## WRITTEN EXERCISE A
Quote from the listing every line from the one containing "scroll-to-bottom-button[interactable] [992,474,1016,498]" down to the one containing "tab-unread[interactable]: Chưa đọc", both included.

## PASSAGE PROVIDED
Question

How do you find the x coordinates of all points of inflection, final all discontinuities, and find the open intervals of concavity for `y=x^3+9x^2+24x+22`?

Answer 1

The point of inflexion is at `(-3,4)`
Maximum is at `(-4,6)`
Minimum is at `(-2,2)`

Explanation:

We start by calculating the derivatives.
`y=x^3+9x^2+24x+22`
Since this is a polynomial function with no denominators, there are no discontinuities. The curve is continuous.
`dy/dx=3x^2+18x+24`
For maximum and minimum `dy/dx=0`
So `3x^2+18x+24=0` `=>` `x^2+6x+8=0`
`=>` `(x+2)(x+4)=0` so `x=-2` and `x=-4`
Between `-oo and -4` `dy/dx` is positive and the curve is increasing
Between `-4 and -2` `dy/dx` is negative and the curve is decreasing
Between `-2and +oo` `dy/dx` is positive and the curve is increasing
So we have a maximum when `x=-4`
and a minimum when `x=-2`
to find points of inflexions, we calculate `(d^2y)/dx^2`
So `(d^2y)/dx^2=6x+18` `=>` `x=-3`

graph{x^3+9x^2+24x+22 [-20, 20, -10, 10]}

Annotated element listings:
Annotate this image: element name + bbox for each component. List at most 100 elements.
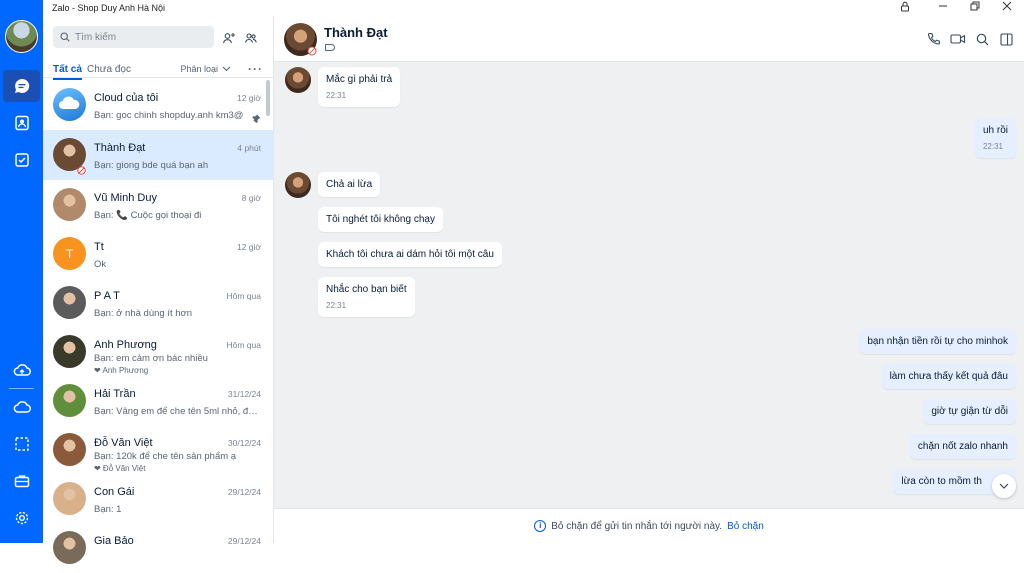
scroll-to-bottom-button[interactable] [992,474,1016,498]
conversation-name: Cloud của tôi [94,92,159,104]
message-in[interactable]: Nhắc cho bạn biết 22:31 [318,277,415,317]
conversation-item[interactable]: Cloud của tôi Bạn: goc chinh shopduy.anh … [43,80,273,130]
message-time: 22:31 [982,142,1004,151]
conversation-name: Tt [94,241,104,253]
conversation-preview: Bạn: Vâng em để che tên 5ml nhỏ, đơ... [94,406,259,417]
message-out[interactable]: chặn nốt zalo nhanh [909,434,1016,459]
tab-all[interactable]: Tất cả [53,64,82,80]
message-out[interactable]: làm chưa thấy kết quả đâu [881,364,1016,389]
conversation-preview: Bạn: 120k để che tên sản phẩm ạ [94,451,237,462]
nav-divider [9,388,34,389]
conversation-item[interactable]: P A T Bạn: ở nhà dùng ít hơn Hôm qua [43,278,273,328]
window-title: Zalo - Shop Duy Anh Hà Nội [52,3,166,13]
conversation-item[interactable]: Thành Đạt Bạn: giong bde quá bạn ah 4 phút [43,130,273,180]
chevron-down-icon [222,66,231,72]
conversation-name: Con Gái [94,486,135,498]
blocked-icon [77,162,86,180]
tab-unread[interactable]: Chưa đọc [87,64,131,75]
message-out[interactable]: uh rồi 22:31 [974,118,1016,158]
voice-call-icon[interactable] [925,30,943,48]
chevron-down-icon [999,483,1009,489]
screenshot-icon[interactable] [3,428,40,460]
conversation-list-panel: Tất cả Chưa đọc Phân loại ··· Cloud của … [43,16,274,564]
conversation-info-icon[interactable] [997,30,1015,48]
todo-icon[interactable] [3,144,40,176]
conversation-item[interactable]: T Tt Ok 12 giờ [43,229,273,279]
search-in-chat-icon[interactable] [973,30,991,48]
message-out[interactable]: giờ tự giận từ dỗi [923,399,1016,424]
message-in[interactable]: Tôi nghét tôi không chạy [318,207,443,232]
cloud-icon[interactable] [3,391,40,423]
blocked-notice-text: Bỏ chặn để gửi tin nhắn tới người này. [551,520,723,532]
chat-header: Thành Đạt [274,16,1024,62]
chat-icon[interactable] [3,70,40,102]
conversation-preview: Bạn: 1 [94,504,122,515]
blocked-notice-bar: i Bỏ chặn để gửi tin nhắn tới người này.… [274,508,1024,543]
blocked-icon [307,46,317,56]
avatar [53,482,86,515]
lock-icon[interactable] [898,1,912,15]
avatar [53,335,86,368]
sender-avatar [285,172,311,198]
search-box[interactable] [53,26,214,48]
message-text: giờ tự giận từ dỗi [931,406,1008,417]
search-input[interactable] [75,31,205,43]
message-area: Mắc gì phải trả 22:31 uh rồi 22:31 Chả a… [274,62,1024,508]
user-avatar[interactable] [5,20,38,53]
more-options-button[interactable]: ··· [248,62,263,76]
scrollbar[interactable] [266,80,270,116]
toolbox-icon[interactable] [3,465,40,497]
video-call-icon[interactable] [949,30,967,48]
settings-icon[interactable] [3,502,40,534]
message-out[interactable]: bạn nhận tiền rồi tự cho minhok [859,329,1016,354]
conversation-time: 12 giờ [236,242,261,252]
conversation-preview: Bạn: ở nhà dùng ít hơn [94,308,193,319]
contact-name[interactable]: Thành Đạt [324,25,388,40]
unblock-link[interactable]: Bỏ chặn [727,521,764,532]
restore-button[interactable] [968,1,982,15]
conversation-preview: Ok [94,259,107,270]
conversation-preview: Bạn: goc chinh shopduy.anh km3@ [94,110,244,121]
avatar [53,286,86,319]
conversation-preview: Bạn: giong bde quá bạn ah [94,160,209,171]
message-text: Tôi nghét tôi không chạy [326,214,435,225]
cloud-avatar-icon [53,88,86,121]
conversation-name: Anh Phương [94,339,157,351]
contacts-icon[interactable] [3,107,40,139]
message-in[interactable]: Khách tôi chưa ai dám hỏi tôi một câu [318,242,502,267]
conversation-item[interactable]: Đỗ Văn Việt Bạn: 120k để che tên sản phẩm… [43,425,273,475]
message-in[interactable]: Chả ai lừa [318,172,381,197]
conversation-item[interactable]: Con Gái Bạn: 1 29/12/24 [43,474,273,524]
message-text: uh rồi [982,125,1008,136]
message-text: làm chưa thấy kết quả đâu [889,371,1008,382]
minimize-button[interactable] [936,1,950,15]
search-icon [60,32,70,42]
conversation-item[interactable]: Vũ Minh Duy Bạn: 📞 Cuộc gọi thoại đi 8 giờ [43,180,273,230]
create-group-icon[interactable] [242,29,260,47]
message-text: Chả ai lừa [326,179,373,190]
message-time: 22:31 [326,301,347,310]
conversation-item[interactable]: Hải Trần Bạn: Vâng em để che tên 5ml nhỏ,… [43,376,273,426]
sort-dropdown[interactable]: Phân loại [180,64,231,74]
pin-icon [252,110,261,128]
close-button[interactable] [1000,1,1014,15]
conversation-item[interactable]: Anh Phương Bạn: em cảm ơn bác nhiều ❤ Anh … [43,327,273,377]
message-text: Mắc gì phải trả [326,74,393,85]
conversation-time: 4 phút [237,143,261,153]
conversation-item[interactable]: Gia Bảo 29/12/24 [43,523,273,573]
conversation-time: Hôm qua [226,340,262,350]
conversation-preview: Bạn: em cảm ơn bác nhiều [94,353,208,364]
filter-tabs: Tất cả Chưa đọc Phân loại ··· [53,62,265,80]
conversation-time: 30/12/24 [227,438,261,448]
cloud-sync-icon[interactable] [3,354,40,386]
tag-icon[interactable] [325,44,335,51]
conversation-name: Gia Bảo [94,535,134,547]
main-nav [0,0,43,543]
conversation-preview: Bạn: 📞 Cuộc gọi thoại đi [94,210,202,221]
tab-divider [43,77,273,78]
add-friend-icon[interactable] [220,29,238,47]
reaction-label: ❤ Đỗ Văn Việt [94,464,146,473]
avatar [53,188,86,221]
message-in[interactable]: Mắc gì phải trả 22:31 [318,67,401,107]
conversation-name: Thành Đạt [94,142,146,154]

## WRITTEN EXERCISE B
From the passage on the cubic's inflection point, print everything from "We start by" down to "curve is continuous." without alteration.

## RESPONSE A
scroll-to-bottom-button[interactable] [992,474,1016,498]
conversation-name: Cloud của tôi [94,92,159,104]
message-in[interactable]: Nhắc cho bạn biết 22:31 [318,277,415,317]
conversation-item[interactable]: Cloud của tôi Bạn: goc chinh shopduy.anh … [43,80,273,130]
message-time: 22:31 [982,142,1004,151]
conversation-name: Tt [94,241,104,253]
conversation-preview: Bạn: Vâng em để che tên 5ml nhỏ, đơ... [94,406,259,417]
message-out[interactable]: chặn nốt zalo nhanh [909,434,1016,459]
tab-all[interactable]: Tất cả [53,64,82,80]
message-out[interactable]: làm chưa thấy kết quả đâu [881,364,1016,389]
conversation-preview: Bạn: 120k để che tên sản phẩm ạ [94,451,237,462]
nav-divider [9,388,34,389]
conversation-item[interactable]: P A T Bạn: ở nhà dùng ít hơn Hôm qua [43,278,273,328]
window-title: Zalo - Shop Duy Anh Hà Nội [52,3,166,13]
conversation-item[interactable]: Thành Đạt Bạn: giong bde quá bạn ah 4 phút [43,130,273,180]
chevron-down-icon [222,66,231,72]
conversation-name: Con Gái [94,486,135,498]
blocked-icon [77,162,86,180]
tab-unread[interactable]: Chưa đọc [87,64,131,75]

## RESPONSE B
We start by calculating the derivatives.
`y=x^3+9x^2+24x+22`
Since this is a polynomial function with no denominators, there are no discontinuities. The curve is continuous.